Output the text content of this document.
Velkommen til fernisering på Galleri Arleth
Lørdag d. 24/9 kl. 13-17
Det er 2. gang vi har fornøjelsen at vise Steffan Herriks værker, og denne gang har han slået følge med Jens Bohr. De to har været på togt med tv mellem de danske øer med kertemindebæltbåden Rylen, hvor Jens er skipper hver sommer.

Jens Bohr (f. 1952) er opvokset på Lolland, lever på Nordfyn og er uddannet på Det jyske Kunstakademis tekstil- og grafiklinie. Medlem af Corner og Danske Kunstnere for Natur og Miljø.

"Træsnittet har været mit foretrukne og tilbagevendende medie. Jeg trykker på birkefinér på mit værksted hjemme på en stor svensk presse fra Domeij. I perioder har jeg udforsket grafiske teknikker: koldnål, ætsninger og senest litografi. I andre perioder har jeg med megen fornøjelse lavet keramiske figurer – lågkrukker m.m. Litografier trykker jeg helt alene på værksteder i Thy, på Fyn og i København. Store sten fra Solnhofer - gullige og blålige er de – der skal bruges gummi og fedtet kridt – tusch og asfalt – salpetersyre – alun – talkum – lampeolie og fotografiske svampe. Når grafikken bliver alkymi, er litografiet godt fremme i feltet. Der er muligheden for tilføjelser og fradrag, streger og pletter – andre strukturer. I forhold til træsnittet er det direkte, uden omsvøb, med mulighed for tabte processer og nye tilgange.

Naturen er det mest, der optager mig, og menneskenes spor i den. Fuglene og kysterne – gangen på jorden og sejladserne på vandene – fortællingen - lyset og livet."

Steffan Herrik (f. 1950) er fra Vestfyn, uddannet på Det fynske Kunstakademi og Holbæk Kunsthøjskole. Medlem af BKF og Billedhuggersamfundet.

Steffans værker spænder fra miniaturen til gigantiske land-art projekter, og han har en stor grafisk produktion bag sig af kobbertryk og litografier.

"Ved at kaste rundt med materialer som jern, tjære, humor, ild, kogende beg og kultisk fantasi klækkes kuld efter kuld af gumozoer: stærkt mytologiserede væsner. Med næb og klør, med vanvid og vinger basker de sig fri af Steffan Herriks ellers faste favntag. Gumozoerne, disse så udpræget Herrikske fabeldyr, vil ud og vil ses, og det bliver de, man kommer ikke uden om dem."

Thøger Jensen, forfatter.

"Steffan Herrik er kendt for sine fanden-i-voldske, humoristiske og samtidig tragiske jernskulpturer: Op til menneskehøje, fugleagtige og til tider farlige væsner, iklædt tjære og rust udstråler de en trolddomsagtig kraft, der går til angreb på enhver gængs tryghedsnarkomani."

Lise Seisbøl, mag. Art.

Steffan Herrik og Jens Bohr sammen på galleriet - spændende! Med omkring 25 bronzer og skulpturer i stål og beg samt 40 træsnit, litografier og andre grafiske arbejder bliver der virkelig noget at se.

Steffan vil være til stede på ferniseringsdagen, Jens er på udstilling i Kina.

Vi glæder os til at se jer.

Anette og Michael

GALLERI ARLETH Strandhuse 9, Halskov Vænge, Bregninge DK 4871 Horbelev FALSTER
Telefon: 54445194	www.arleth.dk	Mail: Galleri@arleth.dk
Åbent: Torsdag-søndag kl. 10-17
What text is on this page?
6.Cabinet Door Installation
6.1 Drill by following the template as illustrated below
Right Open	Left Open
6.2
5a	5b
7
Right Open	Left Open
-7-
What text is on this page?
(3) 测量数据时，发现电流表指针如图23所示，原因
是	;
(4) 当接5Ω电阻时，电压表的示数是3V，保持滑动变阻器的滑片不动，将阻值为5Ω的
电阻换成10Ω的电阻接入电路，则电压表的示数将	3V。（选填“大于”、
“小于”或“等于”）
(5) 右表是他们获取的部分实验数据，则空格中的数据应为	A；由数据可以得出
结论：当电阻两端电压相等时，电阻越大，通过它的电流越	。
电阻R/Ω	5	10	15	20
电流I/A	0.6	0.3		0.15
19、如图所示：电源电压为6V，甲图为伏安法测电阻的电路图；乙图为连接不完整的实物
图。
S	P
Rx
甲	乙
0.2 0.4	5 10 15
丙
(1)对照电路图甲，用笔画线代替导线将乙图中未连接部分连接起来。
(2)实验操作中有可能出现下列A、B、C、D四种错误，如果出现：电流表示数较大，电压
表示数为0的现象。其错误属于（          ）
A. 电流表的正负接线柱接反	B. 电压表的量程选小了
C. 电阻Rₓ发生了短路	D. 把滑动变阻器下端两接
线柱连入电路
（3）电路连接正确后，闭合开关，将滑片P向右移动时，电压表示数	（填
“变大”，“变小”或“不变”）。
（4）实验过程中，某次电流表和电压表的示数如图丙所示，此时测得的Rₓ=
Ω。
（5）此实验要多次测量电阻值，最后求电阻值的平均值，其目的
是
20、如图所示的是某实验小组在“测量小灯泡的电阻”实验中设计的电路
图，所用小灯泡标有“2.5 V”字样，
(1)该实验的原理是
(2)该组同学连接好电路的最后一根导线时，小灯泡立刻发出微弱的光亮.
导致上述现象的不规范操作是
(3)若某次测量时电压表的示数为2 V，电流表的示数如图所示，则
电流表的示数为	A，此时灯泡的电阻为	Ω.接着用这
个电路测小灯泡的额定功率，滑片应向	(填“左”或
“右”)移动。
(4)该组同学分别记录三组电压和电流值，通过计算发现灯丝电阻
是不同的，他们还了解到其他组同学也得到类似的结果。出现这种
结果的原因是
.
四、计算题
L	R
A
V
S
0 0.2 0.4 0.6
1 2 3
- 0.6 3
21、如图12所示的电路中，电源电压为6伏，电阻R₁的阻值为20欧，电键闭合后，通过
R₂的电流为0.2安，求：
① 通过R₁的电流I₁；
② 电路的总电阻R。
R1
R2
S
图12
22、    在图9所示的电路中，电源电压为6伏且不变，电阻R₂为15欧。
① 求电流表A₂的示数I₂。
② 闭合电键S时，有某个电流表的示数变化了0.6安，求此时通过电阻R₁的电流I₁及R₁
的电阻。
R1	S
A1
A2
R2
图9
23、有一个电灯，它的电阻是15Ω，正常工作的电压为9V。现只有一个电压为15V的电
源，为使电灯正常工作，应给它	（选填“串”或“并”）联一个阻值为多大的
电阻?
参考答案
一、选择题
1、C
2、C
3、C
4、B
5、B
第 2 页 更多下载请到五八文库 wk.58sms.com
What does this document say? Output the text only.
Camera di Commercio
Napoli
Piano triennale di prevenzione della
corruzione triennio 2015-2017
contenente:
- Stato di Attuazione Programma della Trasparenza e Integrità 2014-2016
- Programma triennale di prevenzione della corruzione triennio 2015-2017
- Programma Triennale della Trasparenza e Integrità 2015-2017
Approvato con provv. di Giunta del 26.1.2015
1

● Stated task:
Keep only those lines of the records that hold "this", and return them.

● Exercise result:
Output the text content of this document.
What text is on this page?
What text is on this page?
What does this document say? Output the text only.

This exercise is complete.